- _Job_
The records that follow must be reproduced in full, exactly as written.

- _Stored data_

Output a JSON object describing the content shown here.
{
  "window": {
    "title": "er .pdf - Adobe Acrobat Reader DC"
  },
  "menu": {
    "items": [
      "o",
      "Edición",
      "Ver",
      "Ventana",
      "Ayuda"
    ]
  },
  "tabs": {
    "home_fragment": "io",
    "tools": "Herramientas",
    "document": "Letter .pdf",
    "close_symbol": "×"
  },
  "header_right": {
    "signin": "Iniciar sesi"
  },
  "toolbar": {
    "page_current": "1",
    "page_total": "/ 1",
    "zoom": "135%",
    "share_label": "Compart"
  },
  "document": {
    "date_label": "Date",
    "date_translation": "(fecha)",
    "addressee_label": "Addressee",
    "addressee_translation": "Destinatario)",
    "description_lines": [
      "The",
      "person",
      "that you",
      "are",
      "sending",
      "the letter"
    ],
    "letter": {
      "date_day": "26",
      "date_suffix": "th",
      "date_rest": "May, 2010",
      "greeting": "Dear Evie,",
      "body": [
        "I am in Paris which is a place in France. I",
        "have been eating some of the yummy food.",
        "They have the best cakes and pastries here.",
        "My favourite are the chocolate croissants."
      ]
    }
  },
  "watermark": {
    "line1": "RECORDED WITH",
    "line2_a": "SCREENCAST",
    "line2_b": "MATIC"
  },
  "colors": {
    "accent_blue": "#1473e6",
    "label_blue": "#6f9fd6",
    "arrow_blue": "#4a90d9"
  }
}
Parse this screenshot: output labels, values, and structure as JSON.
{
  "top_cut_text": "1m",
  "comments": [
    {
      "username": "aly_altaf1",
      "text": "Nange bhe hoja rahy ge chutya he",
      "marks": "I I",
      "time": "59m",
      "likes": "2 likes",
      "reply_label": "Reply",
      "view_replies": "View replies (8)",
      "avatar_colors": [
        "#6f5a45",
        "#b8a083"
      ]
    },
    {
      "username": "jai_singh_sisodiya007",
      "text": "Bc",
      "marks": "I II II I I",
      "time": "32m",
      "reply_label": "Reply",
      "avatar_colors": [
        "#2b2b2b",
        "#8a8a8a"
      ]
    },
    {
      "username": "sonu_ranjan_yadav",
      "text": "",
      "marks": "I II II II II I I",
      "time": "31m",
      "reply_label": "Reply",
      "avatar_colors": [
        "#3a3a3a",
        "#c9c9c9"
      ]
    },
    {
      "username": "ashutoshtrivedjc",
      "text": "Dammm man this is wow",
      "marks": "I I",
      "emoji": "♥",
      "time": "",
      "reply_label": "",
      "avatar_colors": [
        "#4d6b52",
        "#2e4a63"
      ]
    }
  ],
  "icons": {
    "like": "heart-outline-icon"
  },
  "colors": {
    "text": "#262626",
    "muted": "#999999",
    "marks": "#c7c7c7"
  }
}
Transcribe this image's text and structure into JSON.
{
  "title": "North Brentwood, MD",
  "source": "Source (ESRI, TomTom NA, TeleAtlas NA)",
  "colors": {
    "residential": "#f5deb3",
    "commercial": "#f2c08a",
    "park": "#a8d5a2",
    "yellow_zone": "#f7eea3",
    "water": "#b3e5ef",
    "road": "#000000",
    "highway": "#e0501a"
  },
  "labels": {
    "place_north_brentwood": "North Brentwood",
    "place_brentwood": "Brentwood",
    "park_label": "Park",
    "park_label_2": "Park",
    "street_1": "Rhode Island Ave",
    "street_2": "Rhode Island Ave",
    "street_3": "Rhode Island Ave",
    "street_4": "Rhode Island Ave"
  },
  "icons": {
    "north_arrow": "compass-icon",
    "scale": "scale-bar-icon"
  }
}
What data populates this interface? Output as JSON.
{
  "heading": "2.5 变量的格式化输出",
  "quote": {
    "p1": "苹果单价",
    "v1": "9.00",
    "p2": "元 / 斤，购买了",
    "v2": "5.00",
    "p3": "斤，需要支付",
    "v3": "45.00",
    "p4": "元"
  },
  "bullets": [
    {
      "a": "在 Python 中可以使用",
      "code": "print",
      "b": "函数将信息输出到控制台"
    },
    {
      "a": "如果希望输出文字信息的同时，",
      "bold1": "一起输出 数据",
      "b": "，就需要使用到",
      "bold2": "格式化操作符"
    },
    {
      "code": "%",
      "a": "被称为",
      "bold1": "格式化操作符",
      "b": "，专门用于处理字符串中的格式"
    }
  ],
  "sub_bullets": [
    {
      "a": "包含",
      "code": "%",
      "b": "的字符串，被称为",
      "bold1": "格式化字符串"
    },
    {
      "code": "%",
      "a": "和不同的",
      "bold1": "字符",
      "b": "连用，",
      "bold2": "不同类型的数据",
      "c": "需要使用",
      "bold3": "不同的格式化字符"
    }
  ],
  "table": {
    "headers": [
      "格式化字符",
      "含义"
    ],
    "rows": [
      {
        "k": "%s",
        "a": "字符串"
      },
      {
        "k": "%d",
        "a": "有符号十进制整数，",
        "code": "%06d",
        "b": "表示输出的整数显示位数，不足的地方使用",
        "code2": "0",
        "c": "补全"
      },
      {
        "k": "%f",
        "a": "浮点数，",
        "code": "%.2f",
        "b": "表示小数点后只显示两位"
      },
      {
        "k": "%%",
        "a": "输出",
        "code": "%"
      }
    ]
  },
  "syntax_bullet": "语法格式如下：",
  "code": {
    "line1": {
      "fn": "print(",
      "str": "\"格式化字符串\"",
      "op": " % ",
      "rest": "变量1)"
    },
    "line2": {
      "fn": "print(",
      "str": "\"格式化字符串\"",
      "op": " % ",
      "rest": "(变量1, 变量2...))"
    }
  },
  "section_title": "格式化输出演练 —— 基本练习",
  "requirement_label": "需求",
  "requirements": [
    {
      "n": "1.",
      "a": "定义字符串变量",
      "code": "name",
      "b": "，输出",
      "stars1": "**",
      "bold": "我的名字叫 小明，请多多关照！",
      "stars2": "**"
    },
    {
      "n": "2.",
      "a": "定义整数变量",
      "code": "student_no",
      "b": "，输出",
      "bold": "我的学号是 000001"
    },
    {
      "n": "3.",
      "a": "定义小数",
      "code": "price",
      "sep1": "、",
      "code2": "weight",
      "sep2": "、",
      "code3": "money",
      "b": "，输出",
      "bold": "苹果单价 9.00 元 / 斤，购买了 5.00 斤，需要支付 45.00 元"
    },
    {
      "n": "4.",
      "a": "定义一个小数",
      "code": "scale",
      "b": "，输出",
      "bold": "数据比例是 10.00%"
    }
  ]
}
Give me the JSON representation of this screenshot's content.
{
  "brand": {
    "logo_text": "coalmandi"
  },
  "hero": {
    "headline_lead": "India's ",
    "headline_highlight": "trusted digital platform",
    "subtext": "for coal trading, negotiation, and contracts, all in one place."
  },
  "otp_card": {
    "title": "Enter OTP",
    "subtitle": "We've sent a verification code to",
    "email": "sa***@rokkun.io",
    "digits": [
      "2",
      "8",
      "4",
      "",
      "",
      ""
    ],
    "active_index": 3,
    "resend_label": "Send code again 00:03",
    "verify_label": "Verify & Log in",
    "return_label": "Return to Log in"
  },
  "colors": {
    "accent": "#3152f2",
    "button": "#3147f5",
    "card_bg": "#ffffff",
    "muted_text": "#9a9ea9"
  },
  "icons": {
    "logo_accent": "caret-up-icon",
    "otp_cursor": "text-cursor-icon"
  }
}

- _The output_
Output a JSON object describing the content shown here.
{
  "window": {
    "title": "er .pdf - Adobe Acrobat Reader DC"
  },
  "menu": {
    "items": [
      "o",
      "Edición",
      "Ver",
      "Ventana",
      "Ayuda"
    ]
  },
  "tabs": {
    "home_fragment": "io",
    "tools": "Herramientas",
    "document": "Letter .pdf",
    "close_symbol": "×"
  },
  "header_right": {
    "signin": "Iniciar sesi"
  },
  "toolbar": {
    "page_current": "1",
    "page_total": "/ 1",
    "zoom": "135%",
    "share_label": "Compart"
  },
  "document": {
    "date_label": "Date",
    "date_translation": "(fecha)",
    "addressee_label": "Addressee",
    "addressee_translation": "Destinatario)",
    "description_lines": [
      "The",
      "person",
      "that you",
      "are",
      "sending",
      "the letter"
    ],
    "letter": {
      "date_day": "26",
      "date_suffix": "th",
      "date_rest": "May, 2010",
      "greeting": "Dear Evie,",
      "body": [
        "I am in Paris which is a place in France. I",
        "have been eating some of the yummy food.",
        "They have the best cakes and pastries here.",
        "My favourite are the chocolate croissants."
      ]
    }
  },
  "watermark": {
    "line1": "RECORDED WITH",
    "line2_a": "SCREENCAST",
    "line2_b": "MATIC"
  },
  "colors": {
    "accent_blue": "#1473e6",
    "label_blue": "#6f9fd6",
    "arrow_blue": "#4a90d9"
  }
}
Parse this screenshot: output labels, values, and structure as JSON.
{
  "top_cut_text": "1m",
  "comments": [
    {
      "username": "aly_altaf1",
      "text": "Nange bhe hoja rahy ge chutya he",
      "marks": "I I",
      "time": "59m",
      "likes": "2 likes",
      "reply_label": "Reply",
      "view_replies": "View replies (8)",
      "avatar_colors": [
        "#6f5a45",
        "#b8a083"
      ]
    },
    {
      "username": "jai_singh_sisodiya007",
      "text": "Bc",
      "marks": "I II II I I",
      "time": "32m",
      "reply_label": "Reply",
      "avatar_colors": [
        "#2b2b2b",
        "#8a8a8a"
      ]
    },
    {
      "username": "sonu_ranjan_yadav",
      "text": "",
      "marks": "I II II II II I I",
      "time": "31m",
      "reply_label": "Reply",
      "avatar_colors": [
        "#3a3a3a",
        "#c9c9c9"
      ]
    },
    {
      "username": "ashutoshtrivedjc",
      "text": "Dammm man this is wow",
      "marks": "I I",
      "emoji": "♥",
      "time": "",
      "reply_label": "",
      "avatar_colors": [
        "#4d6b52",
        "#2e4a63"
      ]
    }
  ],
  "icons": {
    "like": "heart-outline-icon"
  },
  "colors": {
    "text": "#262626",
    "muted": "#999999",
    "marks": "#c7c7c7"
  }
}
Transcribe this image's text and structure into JSON.
{
  "title": "North Brentwood, MD",
  "source": "Source (ESRI, TomTom NA, TeleAtlas NA)",
  "colors": {
    "residential": "#f5deb3",
    "commercial": "#f2c08a",
    "park": "#a8d5a2",
    "yellow_zone": "#f7eea3",
    "water": "#b3e5ef",
    "road": "#000000",
    "highway": "#e0501a"
  },
  "labels": {
    "place_north_brentwood": "North Brentwood",
    "place_brentwood": "Brentwood",
    "park_label": "Park",
    "park_label_2": "Park",
    "street_1": "Rhode Island Ave",
    "street_2": "Rhode Island Ave",
    "street_3": "Rhode Island Ave",
    "street_4": "Rhode Island Ave"
  },
  "icons": {
    "north_arrow": "compass-icon",
    "scale": "scale-bar-icon"
  }
}
What data populates this interface? Output as JSON.
{
  "heading": "2.5 变量的格式化输出",
  "quote": {
    "p1": "苹果单价",
    "v1": "9.00",
    "p2": "元 / 斤，购买了",
    "v2": "5.00",
    "p3": "斤，需要支付",
    "v3": "45.00",
    "p4": "元"
  },
  "bullets": [
    {
      "a": "在 Python 中可以使用",
      "code": "print",
      "b": "函数将信息输出到控制台"
    },
    {
      "a": "如果希望输出文字信息的同时，",
      "bold1": "一起输出 数据",
      "b": "，就需要使用到",
      "bold2": "格式化操作符"
    },
    {
      "code": "%",
      "a": "被称为",
      "bold1": "格式化操作符",
      "b": "，专门用于处理字符串中的格式"
    }
  ],
  "sub_bullets": [
    {
      "a": "包含",
      "code": "%",
      "b": "的字符串，被称为",
      "bold1": "格式化字符串"
    },
    {
      "code": "%",
      "a": "和不同的",
      "bold1": "字符",
      "b": "连用，",
      "bold2": "不同类型的数据",
      "c": "需要使用",
      "bold3": "不同的格式化字符"
    }
  ],
  "table": {
    "headers": [
      "格式化字符",
      "含义"
    ],
    "rows": [
      {
        "k": "%s",
        "a": "字符串"
      },
      {
        "k": "%d",
        "a": "有符号十进制整数，",
        "code": "%06d",
        "b": "表示输出的整数显示位数，不足的地方使用",
        "code2": "0",
        "c": "补全"
      },
      {
        "k": "%f",
        "a": "浮点数，",
        "code": "%.2f",
        "b": "表示小数点后只显示两位"
      },
      {
        "k": "%%",
        "a": "输出",
        "code": "%"
      }
    ]
  },
  "syntax_bullet": "语法格式如下：",
  "code": {
    "line1": {
      "fn": "print(",
      "str": "\"格式化字符串\"",
      "op": " % ",
      "rest": "变量1)"
    },
    "line2": {
      "fn": "print(",
      "str": "\"格式化字符串\"",
      "op": " % ",
      "rest": "(变量1, 变量2...))"
    }
  },
  "section_title": "格式化输出演练 —— 基本练习",
  "requirement_label": "需求",
  "requirements": [
    {
      "n": "1.",
      "a": "定义字符串变量",
      "code": "name",
      "b": "，输出",
      "stars1": "**",
      "bold": "我的名字叫 小明，请多多关照！",
      "stars2": "**"
    },
    {
      "n": "2.",
      "a": "定义整数变量",
      "code": "student_no",
      "b": "，输出",
      "bold": "我的学号是 000001"
    },
    {
      "n": "3.",
      "a": "定义小数",
      "code": "price",
      "sep1": "、",
      "code2": "weight",
      "sep2": "、",
      "code3": "money",
      "b": "，输出",
      "bold": "苹果单价 9.00 元 / 斤，购买了 5.00 斤，需要支付 45.00 元"
    },
    {
      "n": "4.",
      "a": "定义一个小数",
      "code": "scale",
      "b": "，输出",
      "bold": "数据比例是 10.00%"
    }
  ]
}
Give me the JSON representation of this screenshot's content.
{
  "brand": {
    "logo_text": "coalmandi"
  },
  "hero": {
    "headline_lead": "India's ",
    "headline_highlight": "trusted digital platform",
    "subtext": "for coal trading, negotiation, and contracts, all in one place."
  },
  "otp_card": {
    "title": "Enter OTP",
    "subtitle": "We've sent a verification code to",
    "email": "sa***@rokkun.io",
    "digits": [
      "2",
      "8",
      "4",
      "",
      "",
      ""
    ],
    "active_index": 3,
    "resend_label": "Send code again 00:03",
    "verify_label": "Verify & Log in",
    "return_label": "Return to Log in"
  },
  "colors": {
    "accent": "#3152f2",
    "button": "#3147f5",
    "card_bg": "#ffffff",
    "muted_text": "#9a9ea9"
  },
  "icons": {
    "logo_accent": "caret-up-icon",
    "otp_cursor": "text-cursor-icon"
  }
}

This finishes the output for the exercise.